### VOTRE CONSIGNE:
Relevez toutes les dates, sous forme de jour, mois et année, qui figurent dans l'extrait d'arrêt reproduit plus bas.

GREFFIER LORS DES DÉBATS :
Nolwenn CARDONA.
Les parties ont été avisées que le prononcé public de la décision aurait lieu par mise à disposition au greffe le 1er février 2023
MINISTÈRE PUBLIC :
Auquel l’affaire a été régulièrement communiquée le 4 août 2021 et qui a fait connaître son avis, dont les parties ont pu prendre connaissance.
ARRÊT :
Réputé contradictoire,
Prononcé publiquement par mise à disposition au greffe de la cour, les parties en ayant été préalablement avisées dans les conditions prévues au deuxième alinéa de l’article 450 du code de procédure civile.
Signé par Jean-Jacques GILLAND, président de chambre, et par Cécile BORCKHOLZ, greffière à laquelle la minute de la décision a été remise par le magistrat signataire.
EXPOSÉ DES FAITS
Par arrêt du 9 février 2022, auquel il convient de se reporter pour l’exposé des faits et des prétentions des parties, dans le cadre de la procédure enregistrée n°21-81,la 2° section de la chambre civile de la cour d’appel de Bastia a :
Vu l’avis du ministère public,
Vu la demande de retrait du rôle présentée par Mme [G] [S] à laquelle M. [H] [E] s’est associé,
Prononcé le retrait du rôle de la présente procédure,
Réservé les dépens.
Par déclaration au greffe du 18 août 2022, Mme [G] [S] a sollicité la réinscription de la procédure sur le rôle de la chambre civile de la cour d’appel.
Par conclusions déposées au greffe le 23 août 2022, Mme [G] [S] a demandé à la cour de :
infirmer en toutes ses chef objet du présent appel le jugement querellé,
Statuant à nouveau,
In limine litis,
Vu l’article 851 du code civil, dire et juger [H] [E] irrecevable en sa demande de
révocation.
Vu les articles 73, 74, 108 et 378 du CPC, ordonner le sursis à statuer tant que l’enquête et la procédure pénale subséquente ne sont pas terminées.
Sur le fond des droits revendiqués,
Vu les articles 1851 et 1240 du code civil,
Infirmer la décision déféré-e en ce qu’elle a prononcé la révocation pour mésentente entre
associés,
Condamner Mr [H] [E] en la somme de 700 000 € à titre de justes dommages et intérêts.
Vu les articles 696 et 700 du CPC,
Condamner Mr [H] [E] aux entiers dépens de première instance et d’appel, ainsi qu’en la somme de 15 000 € chacun au titre des frais irrépétibles.
Sous toutes réserves.

### DONNÉES RÉPERTORIÉES:
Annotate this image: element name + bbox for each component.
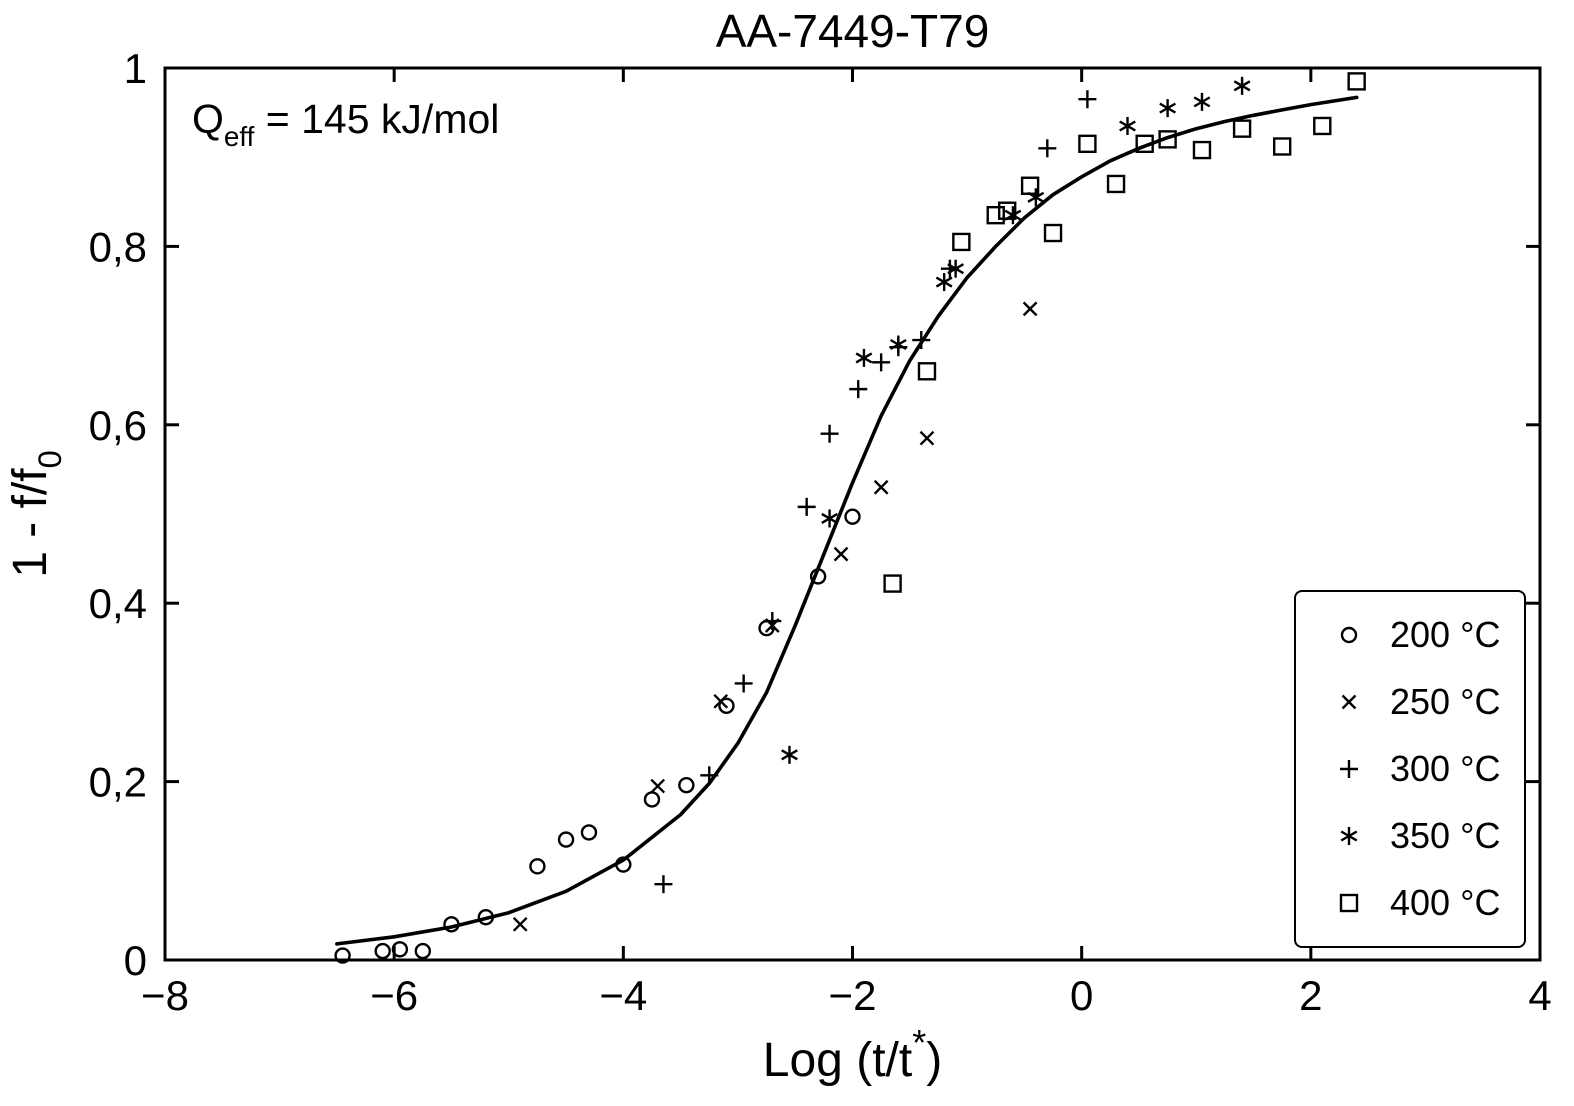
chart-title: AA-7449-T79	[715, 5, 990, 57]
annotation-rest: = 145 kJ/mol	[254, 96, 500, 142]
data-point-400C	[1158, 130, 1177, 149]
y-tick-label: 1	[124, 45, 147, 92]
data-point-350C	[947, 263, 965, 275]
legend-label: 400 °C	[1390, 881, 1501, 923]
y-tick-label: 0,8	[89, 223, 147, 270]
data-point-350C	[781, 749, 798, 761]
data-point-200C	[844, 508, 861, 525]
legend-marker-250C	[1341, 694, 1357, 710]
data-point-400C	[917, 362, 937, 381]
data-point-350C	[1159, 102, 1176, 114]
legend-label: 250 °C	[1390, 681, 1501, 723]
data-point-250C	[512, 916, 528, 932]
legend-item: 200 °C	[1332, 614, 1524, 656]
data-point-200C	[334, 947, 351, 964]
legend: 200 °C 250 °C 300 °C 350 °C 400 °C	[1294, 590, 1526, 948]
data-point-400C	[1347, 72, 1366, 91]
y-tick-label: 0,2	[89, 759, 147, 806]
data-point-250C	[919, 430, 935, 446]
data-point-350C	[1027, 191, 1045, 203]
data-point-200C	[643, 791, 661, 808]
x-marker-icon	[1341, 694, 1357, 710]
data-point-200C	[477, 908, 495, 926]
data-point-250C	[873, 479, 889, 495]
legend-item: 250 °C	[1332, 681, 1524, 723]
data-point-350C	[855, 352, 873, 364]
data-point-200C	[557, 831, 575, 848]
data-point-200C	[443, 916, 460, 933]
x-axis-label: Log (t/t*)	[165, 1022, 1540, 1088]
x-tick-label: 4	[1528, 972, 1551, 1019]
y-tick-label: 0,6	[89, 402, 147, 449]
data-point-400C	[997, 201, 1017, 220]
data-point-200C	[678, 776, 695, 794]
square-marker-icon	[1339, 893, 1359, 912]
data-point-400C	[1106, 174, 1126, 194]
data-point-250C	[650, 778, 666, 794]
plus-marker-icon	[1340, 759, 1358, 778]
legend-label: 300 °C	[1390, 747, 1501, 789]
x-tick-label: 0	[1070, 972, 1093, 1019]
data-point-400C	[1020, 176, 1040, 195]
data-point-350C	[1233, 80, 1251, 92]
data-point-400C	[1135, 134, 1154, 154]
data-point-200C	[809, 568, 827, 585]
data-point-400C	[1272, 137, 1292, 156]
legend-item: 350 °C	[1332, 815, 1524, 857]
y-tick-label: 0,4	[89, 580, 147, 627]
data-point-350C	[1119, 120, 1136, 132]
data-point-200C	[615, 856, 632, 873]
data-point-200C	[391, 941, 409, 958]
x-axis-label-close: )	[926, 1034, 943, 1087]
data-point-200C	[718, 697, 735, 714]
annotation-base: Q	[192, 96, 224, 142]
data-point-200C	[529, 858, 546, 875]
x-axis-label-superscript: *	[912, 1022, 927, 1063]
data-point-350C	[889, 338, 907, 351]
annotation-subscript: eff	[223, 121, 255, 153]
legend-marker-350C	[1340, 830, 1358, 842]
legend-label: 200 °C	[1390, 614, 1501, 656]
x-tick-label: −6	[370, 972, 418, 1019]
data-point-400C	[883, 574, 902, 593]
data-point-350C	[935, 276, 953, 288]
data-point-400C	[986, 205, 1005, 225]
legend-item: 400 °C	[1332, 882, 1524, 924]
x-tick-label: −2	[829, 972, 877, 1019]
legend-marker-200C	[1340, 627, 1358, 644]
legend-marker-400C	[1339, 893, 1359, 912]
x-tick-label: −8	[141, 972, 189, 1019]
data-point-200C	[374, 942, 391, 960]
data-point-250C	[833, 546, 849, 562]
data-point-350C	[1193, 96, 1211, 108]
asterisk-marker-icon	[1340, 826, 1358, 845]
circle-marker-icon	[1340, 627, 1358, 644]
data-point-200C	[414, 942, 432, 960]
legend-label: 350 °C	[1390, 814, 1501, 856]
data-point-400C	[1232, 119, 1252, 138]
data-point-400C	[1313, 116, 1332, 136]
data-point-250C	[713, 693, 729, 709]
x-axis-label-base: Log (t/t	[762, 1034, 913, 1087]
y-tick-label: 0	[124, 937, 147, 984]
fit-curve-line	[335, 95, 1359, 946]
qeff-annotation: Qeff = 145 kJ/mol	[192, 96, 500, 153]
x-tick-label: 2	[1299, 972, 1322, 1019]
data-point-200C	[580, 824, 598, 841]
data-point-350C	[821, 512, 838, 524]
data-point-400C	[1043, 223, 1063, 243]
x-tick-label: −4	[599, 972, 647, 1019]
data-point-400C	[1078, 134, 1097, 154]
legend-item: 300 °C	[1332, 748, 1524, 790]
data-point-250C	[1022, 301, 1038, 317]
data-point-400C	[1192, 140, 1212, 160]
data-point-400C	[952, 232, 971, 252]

--

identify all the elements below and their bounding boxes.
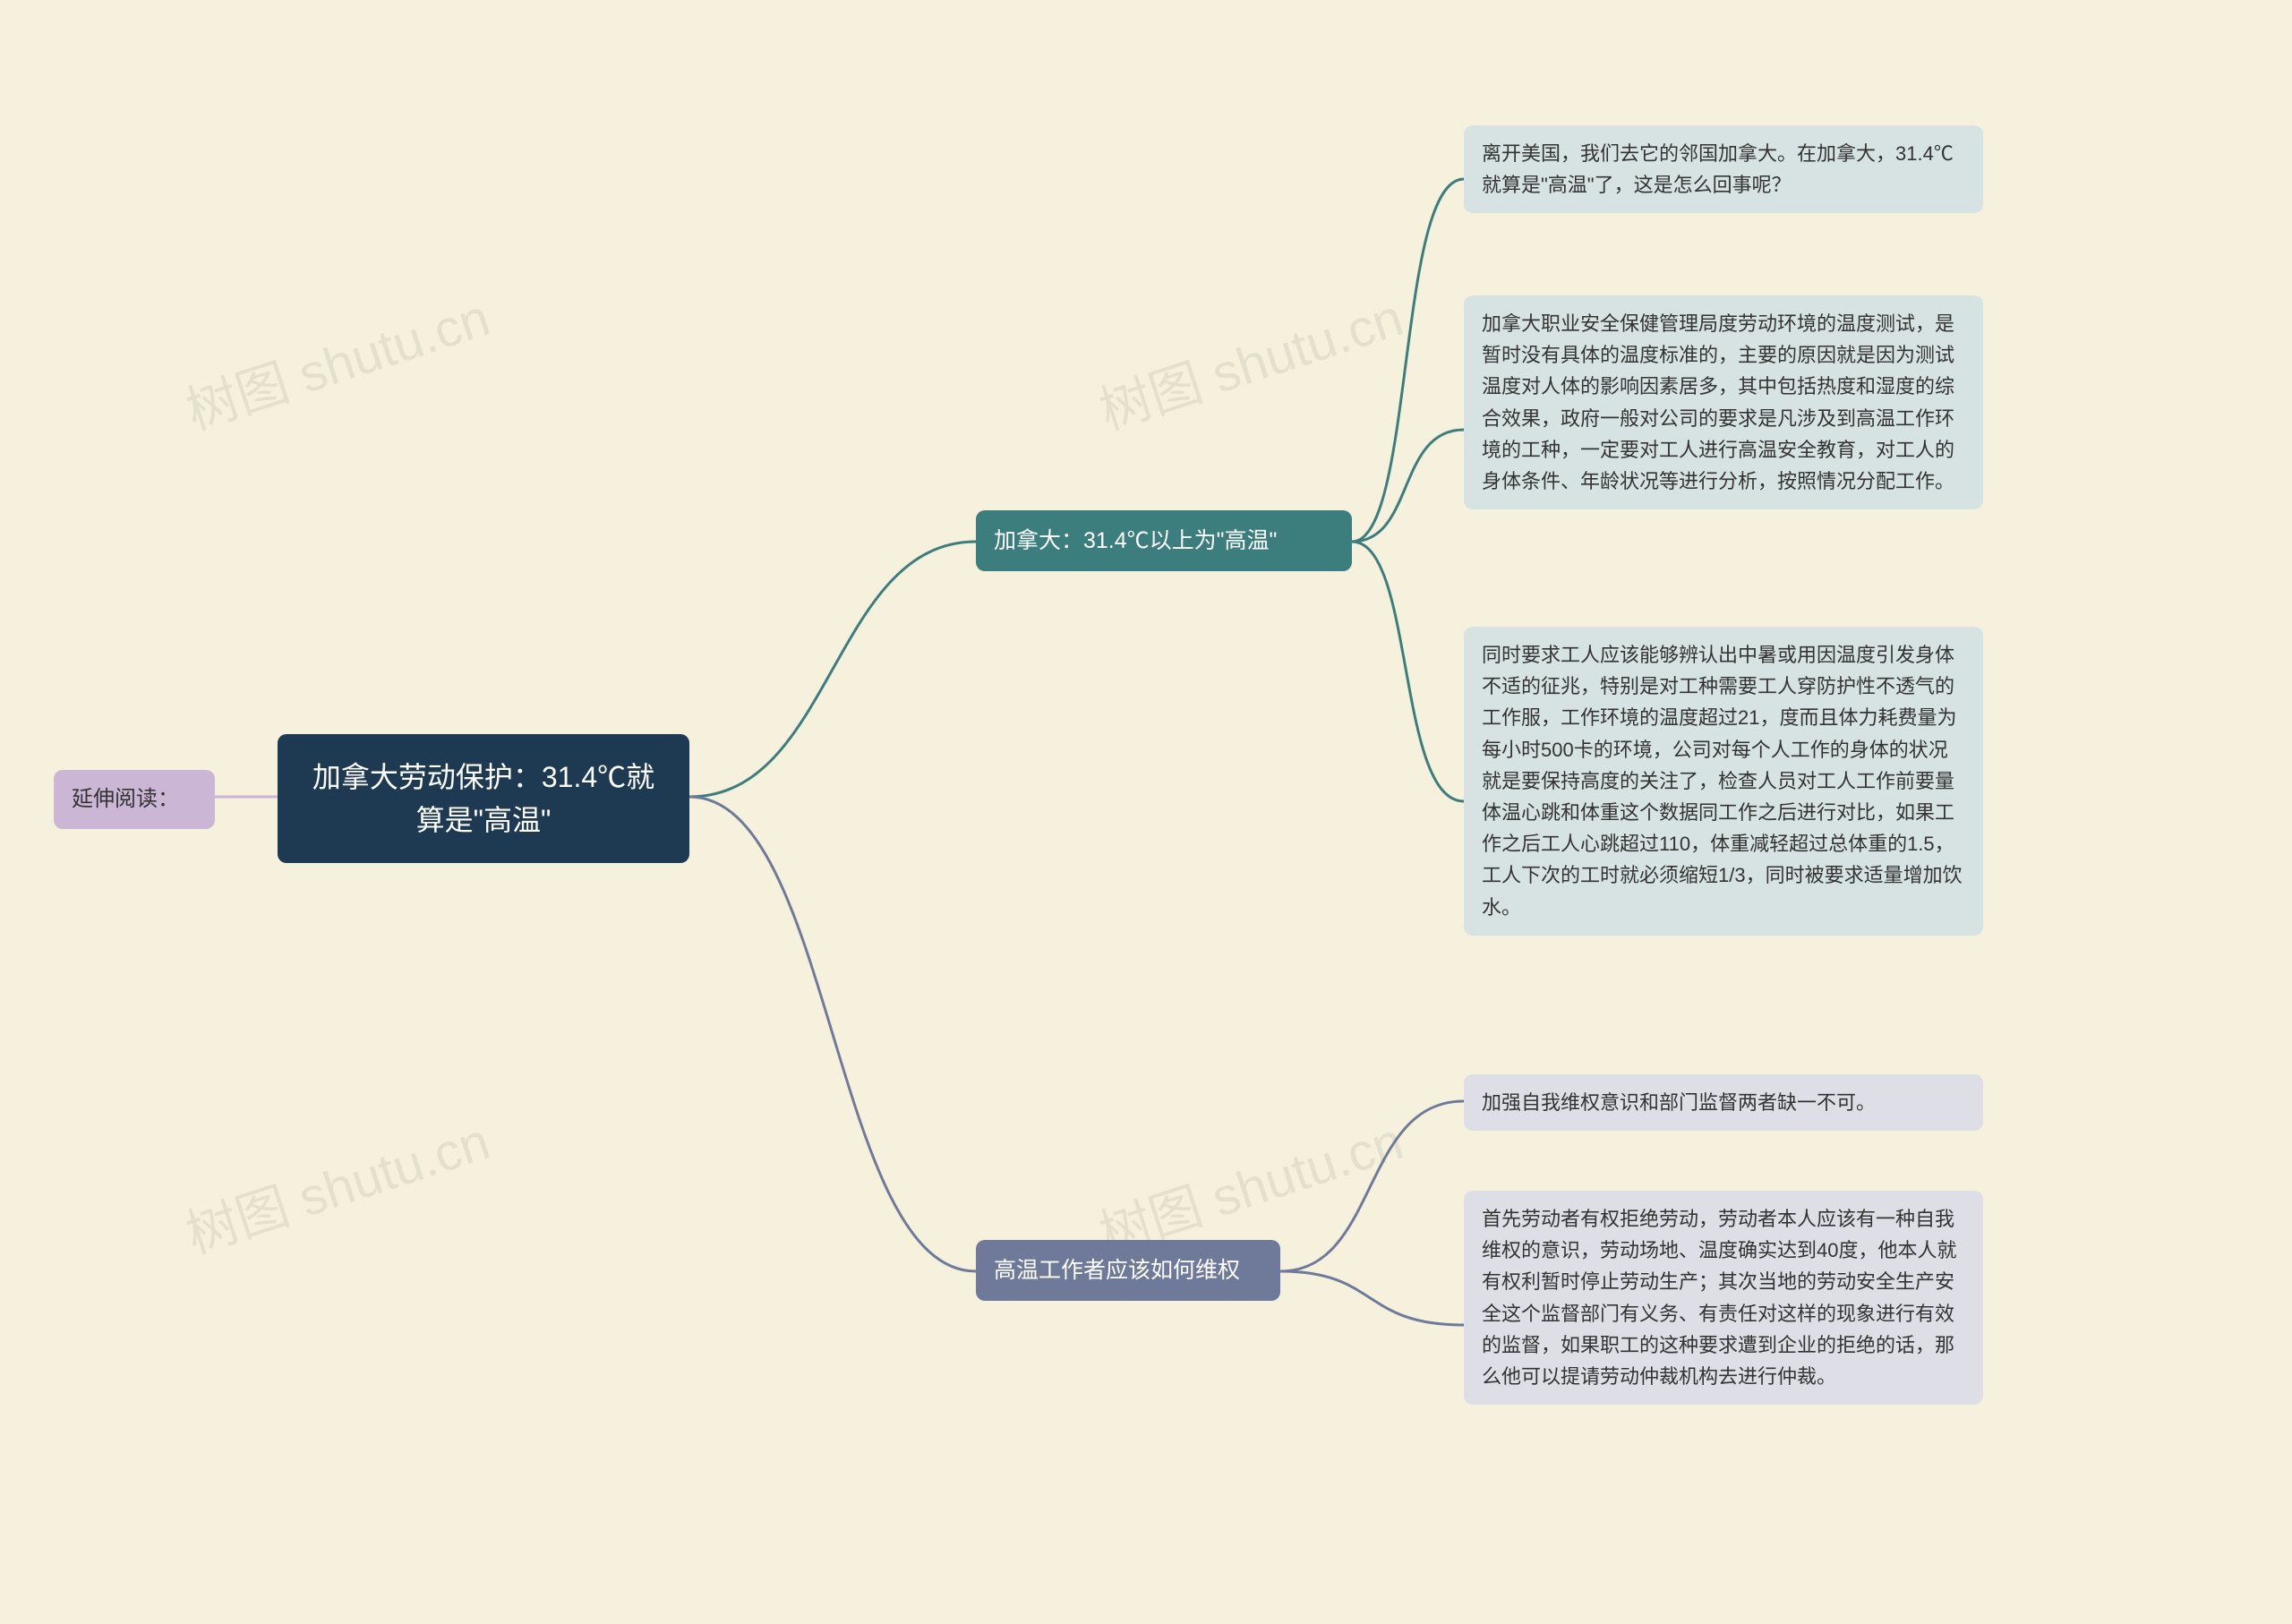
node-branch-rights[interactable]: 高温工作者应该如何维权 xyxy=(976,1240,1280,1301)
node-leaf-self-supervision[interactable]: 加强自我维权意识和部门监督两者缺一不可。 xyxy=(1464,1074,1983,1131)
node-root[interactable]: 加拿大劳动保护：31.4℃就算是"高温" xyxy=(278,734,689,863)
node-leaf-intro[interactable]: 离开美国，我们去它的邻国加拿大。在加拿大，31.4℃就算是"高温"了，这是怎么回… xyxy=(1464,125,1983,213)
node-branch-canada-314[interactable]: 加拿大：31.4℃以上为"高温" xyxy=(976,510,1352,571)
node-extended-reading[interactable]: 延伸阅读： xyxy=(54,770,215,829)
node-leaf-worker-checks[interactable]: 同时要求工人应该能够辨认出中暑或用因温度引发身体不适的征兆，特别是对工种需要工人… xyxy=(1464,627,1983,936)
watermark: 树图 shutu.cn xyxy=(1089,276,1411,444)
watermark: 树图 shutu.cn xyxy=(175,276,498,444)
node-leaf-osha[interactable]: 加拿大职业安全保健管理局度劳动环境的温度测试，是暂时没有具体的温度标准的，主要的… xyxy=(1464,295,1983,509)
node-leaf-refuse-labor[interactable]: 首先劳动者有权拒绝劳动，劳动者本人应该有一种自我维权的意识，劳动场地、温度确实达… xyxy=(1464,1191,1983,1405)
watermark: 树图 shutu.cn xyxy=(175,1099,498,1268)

### CORRIGÉ DE L'EXERCICE:
- 1er février 2023
- 4 août 2021
- 9 février 2022
- 18 août 2022
- 23 août 2022